- [Consigne] Recopiez le passage de l'article sur le Festival de Gérardmer 2018 compris entre « Maxime Thiss Responsable » et « Ghostland et Mutafukaz. », ces deux segments inclus.

- [Texte à lire]
· · · · ·

Festival de Gérardmer 2018 : Une compétition de haute volée

Maxime Thiss Responsable Festival

Après 3 jours de festival des plus intenses, où les heures de sommeil ont été inférieures à la quantité de neige tombée, il est temps pour la rédaction de vous livrer ses impressions sur les films vus lors de cette 25ème édition du Festival Fantastique de Gérardmer. On commence avec la compétition, qui comme l’année dernière a été de très haut niveau avec des propositions de cinéma très différentes allant du rape and revenge très esthétisé, au film de zombies québécois, en passant par de l’animation française complètement déjantée. Il est donc venu le moment de faire un point sur Chasseuse de géants, Revenge, Les Affamés, Le Secret des Marrowbone, Ghostland et Mutafukaz.

  • Chasseuse de géants

On commence le festival en douceur avec Chasseuse de géants, le premier film d’Anders Walter, réalisateur danois ayant reçu l’Oscar du court-métrage pour Hélium en 2013. Pour son premier long, le Danois s’est donc exilé aux États-Unis mais n’en a pas pour autant oublié ses racines et notamment toute la mythologie qui émane de ses contrées. Comme le titre l’indique, il est bien question de géants dans le film, mais avant tout d’imagination. En ça, Chasseuse de géants renvoie très vite au sous-estimé Quelques minutes après minuit de Bayona sorti en catimini début 2017. Les deux personnages échappent à la dureté de leur vie au travers d’une imagination débordante. Barbara est une jeune fille solitaire et asociale, se faisant harceler par des élèves plus âgées mais possédant un caractère bien trempé.  Afin d’échapper à cet univers, elle se crée donc une quête, un combat, celui de protéger sa ville contre l’attaque de géants à l’aide de différents appâts ou pièges de sa confection. Le film d’Anders Walter devient alors un véritable petit conte rempli de poésie. L’aspect créatif et excentrique de Barbara, incarnée par l’excellente Madison Wolfe, en fait un personnage à la fois attachant et imprévisible pour qui il se crée une véritable empathie. Esthétiquement, malgré son aspect très cinéma indé américain, le film offre parfois de très beaux moments de bravoure visuelle comme ce petit affrontement final qui confine à l’épique nordique. On pourra regretter un déferlement trop important de pathos dans la dernière partie, chose que le film avait pourtant réussi à éviter tout du long, avant de succomber aux sirènes dans un final très mélo. Un peu dommage que Bayona soit passé avant il y a peu de temps.

· · · · ·

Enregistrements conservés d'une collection

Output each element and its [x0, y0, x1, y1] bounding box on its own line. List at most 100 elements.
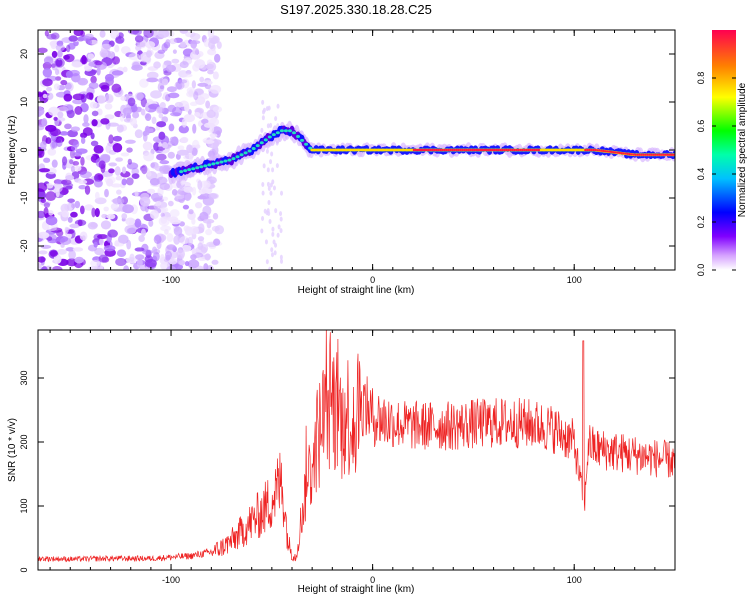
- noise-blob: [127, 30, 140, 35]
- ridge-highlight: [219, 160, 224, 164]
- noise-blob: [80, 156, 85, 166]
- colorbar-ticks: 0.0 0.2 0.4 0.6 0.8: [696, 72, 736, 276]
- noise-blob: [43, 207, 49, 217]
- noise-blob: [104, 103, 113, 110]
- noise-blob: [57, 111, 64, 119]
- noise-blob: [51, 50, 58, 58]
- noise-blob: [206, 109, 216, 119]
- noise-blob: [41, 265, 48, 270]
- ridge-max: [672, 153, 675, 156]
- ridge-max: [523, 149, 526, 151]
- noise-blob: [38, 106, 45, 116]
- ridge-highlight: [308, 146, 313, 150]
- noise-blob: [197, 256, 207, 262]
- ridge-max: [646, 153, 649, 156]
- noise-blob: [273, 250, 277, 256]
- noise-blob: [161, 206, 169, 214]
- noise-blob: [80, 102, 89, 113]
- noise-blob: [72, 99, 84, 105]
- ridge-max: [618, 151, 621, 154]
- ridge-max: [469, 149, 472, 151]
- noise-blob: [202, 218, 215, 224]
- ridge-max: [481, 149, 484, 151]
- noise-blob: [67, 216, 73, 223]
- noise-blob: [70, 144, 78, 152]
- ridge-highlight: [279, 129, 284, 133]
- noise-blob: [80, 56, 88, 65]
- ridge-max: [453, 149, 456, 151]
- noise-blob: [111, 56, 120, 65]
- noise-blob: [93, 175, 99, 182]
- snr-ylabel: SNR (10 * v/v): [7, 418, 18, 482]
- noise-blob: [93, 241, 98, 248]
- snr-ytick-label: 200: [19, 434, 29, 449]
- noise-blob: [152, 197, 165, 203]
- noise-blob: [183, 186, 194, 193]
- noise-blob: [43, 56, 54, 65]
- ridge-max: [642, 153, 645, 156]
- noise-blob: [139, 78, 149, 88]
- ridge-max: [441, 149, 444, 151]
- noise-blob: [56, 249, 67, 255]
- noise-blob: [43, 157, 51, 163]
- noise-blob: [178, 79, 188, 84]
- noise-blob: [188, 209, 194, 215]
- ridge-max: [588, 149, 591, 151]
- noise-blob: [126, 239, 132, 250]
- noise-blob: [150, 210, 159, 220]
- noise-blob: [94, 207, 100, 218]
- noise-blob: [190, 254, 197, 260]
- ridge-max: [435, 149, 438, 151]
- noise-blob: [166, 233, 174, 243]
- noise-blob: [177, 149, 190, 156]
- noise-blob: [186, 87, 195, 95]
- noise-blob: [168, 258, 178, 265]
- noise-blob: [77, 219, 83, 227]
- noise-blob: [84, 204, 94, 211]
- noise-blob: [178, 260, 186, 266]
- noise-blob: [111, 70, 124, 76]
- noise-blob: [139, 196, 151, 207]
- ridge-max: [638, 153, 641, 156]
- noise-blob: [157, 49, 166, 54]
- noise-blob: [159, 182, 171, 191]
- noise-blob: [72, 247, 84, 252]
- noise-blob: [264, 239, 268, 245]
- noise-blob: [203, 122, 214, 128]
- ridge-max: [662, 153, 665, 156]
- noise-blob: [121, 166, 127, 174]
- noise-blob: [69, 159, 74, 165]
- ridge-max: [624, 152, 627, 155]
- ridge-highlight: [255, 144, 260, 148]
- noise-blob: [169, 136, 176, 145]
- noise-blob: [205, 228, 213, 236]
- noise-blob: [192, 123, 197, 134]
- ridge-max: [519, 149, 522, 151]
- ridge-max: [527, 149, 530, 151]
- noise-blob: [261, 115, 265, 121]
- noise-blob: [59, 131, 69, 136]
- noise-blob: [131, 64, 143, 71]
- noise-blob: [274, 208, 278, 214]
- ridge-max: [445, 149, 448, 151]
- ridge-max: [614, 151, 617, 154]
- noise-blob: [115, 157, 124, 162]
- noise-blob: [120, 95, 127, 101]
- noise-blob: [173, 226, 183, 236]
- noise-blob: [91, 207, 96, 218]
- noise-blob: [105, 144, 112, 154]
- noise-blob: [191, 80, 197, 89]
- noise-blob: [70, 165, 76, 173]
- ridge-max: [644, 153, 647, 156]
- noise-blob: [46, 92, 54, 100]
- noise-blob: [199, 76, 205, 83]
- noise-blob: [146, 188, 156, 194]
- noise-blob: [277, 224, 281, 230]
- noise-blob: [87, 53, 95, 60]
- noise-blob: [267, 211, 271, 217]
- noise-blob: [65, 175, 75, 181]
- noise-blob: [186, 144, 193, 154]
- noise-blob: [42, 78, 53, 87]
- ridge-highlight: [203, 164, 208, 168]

· · · · ·

- [Réponse]
Maxime Thiss Responsable Festival

Après 3 jours de festival des plus intenses, où les heures de sommeil ont été inférieures à la quantité de neige tombée, il est temps pour la rédaction de vous livrer ses impressions sur les films vus lors de cette 25ème édition du Festival Fantastique de Gérardmer. On commence avec la compétition, qui comme l’année dernière a été de très haut niveau avec des propositions de cinéma très différentes allant du rape and revenge très esthétisé, au film de zombies québécois, en passant par de l’animation française complètement déjantée. Il est donc venu le moment de faire un point sur Chasseuse de géants, Revenge, Les Affamés, Le Secret des Marrowbone, Ghostland et Mutafukaz.